A run of records
-----

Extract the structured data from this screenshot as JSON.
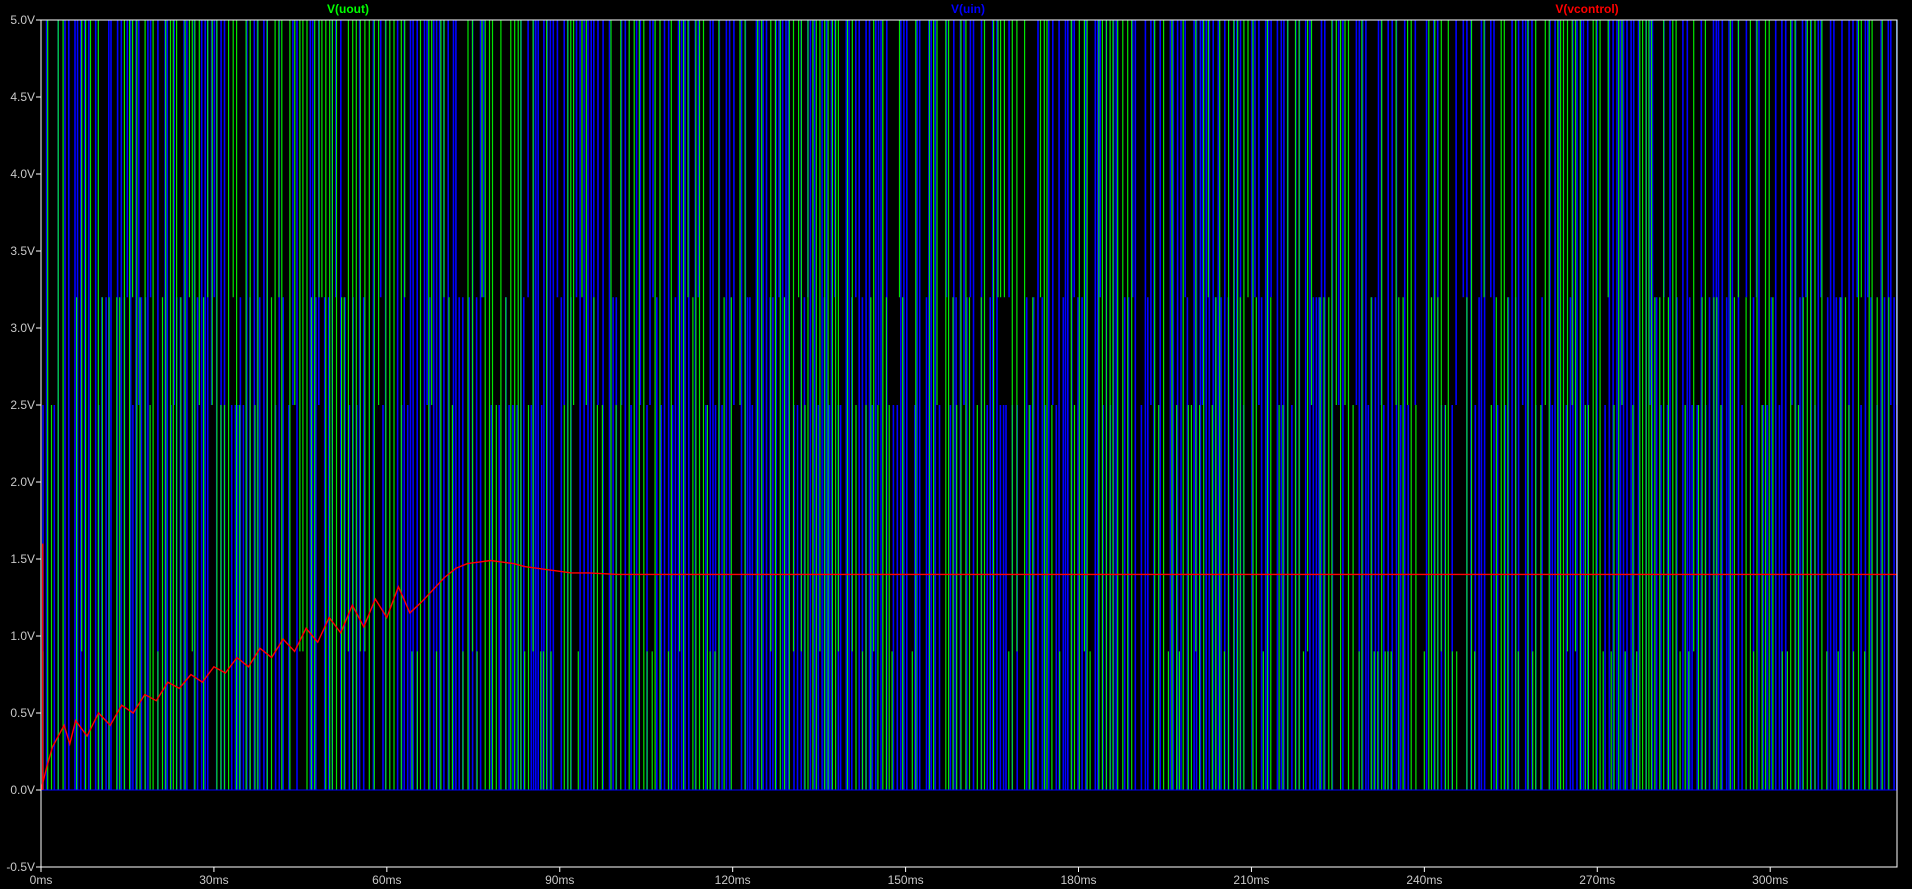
{
  "chart_data": {
    "type": "line",
    "title": "",
    "xlabel": "",
    "ylabel": "",
    "xlim": [
      0,
      322
    ],
    "ylim": [
      -0.5,
      5.0
    ],
    "x_unit": "ms",
    "x_ticks": [
      0,
      30,
      60,
      90,
      120,
      150,
      180,
      210,
      240,
      270,
      300
    ],
    "x_tick_labels": [
      "0ms",
      "30ms",
      "60ms",
      "90ms",
      "120ms",
      "150ms",
      "180ms",
      "210ms",
      "240ms",
      "270ms",
      "300ms"
    ],
    "y_ticks": [
      -0.5,
      0.0,
      0.5,
      1.0,
      1.5,
      2.0,
      2.5,
      3.0,
      3.5,
      4.0,
      4.5,
      5.0
    ],
    "y_tick_labels": [
      "-0.5V",
      "0.0V",
      "0.5V",
      "1.0V",
      "1.5V",
      "2.0V",
      "2.5V",
      "3.0V",
      "3.5V",
      "4.0V",
      "4.5V",
      "5.0V"
    ],
    "grid": false,
    "legend_position": "top",
    "series": [
      {
        "name": "V(uout)",
        "color": "#00ff00",
        "kind": "pwm",
        "low": 0.0,
        "high": 5.0,
        "description_levels": [
          0.0,
          0.9,
          2.5,
          3.2,
          5.0
        ]
      },
      {
        "name": "V(uin)",
        "color": "#0000ff",
        "kind": "pwm",
        "low": 0.0,
        "high": 5.0
      },
      {
        "name": "V(vcontrol)",
        "color": "#ff0000",
        "kind": "line",
        "x": [
          0,
          1,
          2,
          4,
          5,
          6,
          8,
          10,
          12,
          14,
          16,
          18,
          20,
          22,
          24,
          26,
          28,
          30,
          32,
          34,
          36,
          38,
          40,
          42,
          44,
          46,
          48,
          50,
          52,
          54,
          56,
          58,
          60,
          62,
          64,
          66,
          68,
          70,
          72,
          74,
          76,
          78,
          80,
          82,
          84,
          86,
          88,
          90,
          92,
          95,
          100,
          110,
          130,
          160,
          200,
          250,
          300,
          322
        ],
        "y": [
          0.0,
          0.15,
          0.28,
          0.42,
          0.3,
          0.45,
          0.35,
          0.5,
          0.42,
          0.55,
          0.5,
          0.62,
          0.58,
          0.7,
          0.66,
          0.75,
          0.7,
          0.8,
          0.76,
          0.86,
          0.8,
          0.92,
          0.86,
          0.98,
          0.9,
          1.05,
          0.96,
          1.12,
          1.02,
          1.2,
          1.06,
          1.24,
          1.12,
          1.32,
          1.15,
          1.22,
          1.3,
          1.38,
          1.44,
          1.47,
          1.48,
          1.49,
          1.48,
          1.47,
          1.45,
          1.44,
          1.43,
          1.42,
          1.41,
          1.41,
          1.4,
          1.4,
          1.4,
          1.4,
          1.4,
          1.4,
          1.4,
          1.4
        ]
      }
    ]
  }
}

-----

Exercise goal ->
Your task is to retype all the entries exactly and leave out any pictures.

Expected output ->
Extract the structured data from this screenshot as JSON.
{
  "chart_data": {
    "type": "line",
    "title": "",
    "xlabel": "",
    "ylabel": "",
    "xlim": [
      0,
      322
    ],
    "ylim": [
      -0.5,
      5.0
    ],
    "x_unit": "ms",
    "x_ticks": [
      0,
      30,
      60,
      90,
      120,
      150,
      180,
      210,
      240,
      270,
      300
    ],
    "x_tick_labels": [
      "0ms",
      "30ms",
      "60ms",
      "90ms",
      "120ms",
      "150ms",
      "180ms",
      "210ms",
      "240ms",
      "270ms",
      "300ms"
    ],
    "y_ticks": [
      -0.5,
      0.0,
      0.5,
      1.0,
      1.5,
      2.0,
      2.5,
      3.0,
      3.5,
      4.0,
      4.5,
      5.0
    ],
    "y_tick_labels": [
      "-0.5V",
      "0.0V",
      "0.5V",
      "1.0V",
      "1.5V",
      "2.0V",
      "2.5V",
      "3.0V",
      "3.5V",
      "4.0V",
      "4.5V",
      "5.0V"
    ],
    "grid": false,
    "legend_position": "top",
    "series": [
      {
        "name": "V(uout)",
        "color": "#00ff00",
        "kind": "pwm",
        "low": 0.0,
        "high": 5.0,
        "description_levels": [
          0.0,
          0.9,
          2.5,
          3.2,
          5.0
        ]
      },
      {
        "name": "V(uin)",
        "color": "#0000ff",
        "kind": "pwm",
        "low": 0.0,
        "high": 5.0
      },
      {
        "name": "V(vcontrol)",
        "color": "#ff0000",
        "kind": "line",
        "x": [
          0,
          1,
          2,
          4,
          5,
          6,
          8,
          10,
          12,
          14,
          16,
          18,
          20,
          22,
          24,
          26,
          28,
          30,
          32,
          34,
          36,
          38,
          40,
          42,
          44,
          46,
          48,
          50,
          52,
          54,
          56,
          58,
          60,
          62,
          64,
          66,
          68,
          70,
          72,
          74,
          76,
          78,
          80,
          82,
          84,
          86,
          88,
          90,
          92,
          95,
          100,
          110,
          130,
          160,
          200,
          250,
          300,
          322
        ],
        "y": [
          0.0,
          0.15,
          0.28,
          0.42,
          0.3,
          0.45,
          0.35,
          0.5,
          0.42,
          0.55,
          0.5,
          0.62,
          0.58,
          0.7,
          0.66,
          0.75,
          0.7,
          0.8,
          0.76,
          0.86,
          0.8,
          0.92,
          0.86,
          0.98,
          0.9,
          1.05,
          0.96,
          1.12,
          1.02,
          1.2,
          1.06,
          1.24,
          1.12,
          1.32,
          1.15,
          1.22,
          1.3,
          1.38,
          1.44,
          1.47,
          1.48,
          1.49,
          1.48,
          1.47,
          1.45,
          1.44,
          1.43,
          1.42,
          1.41,
          1.41,
          1.4,
          1.4,
          1.4,
          1.4,
          1.4,
          1.4,
          1.4,
          1.4
        ]
      }
    ]
  }
}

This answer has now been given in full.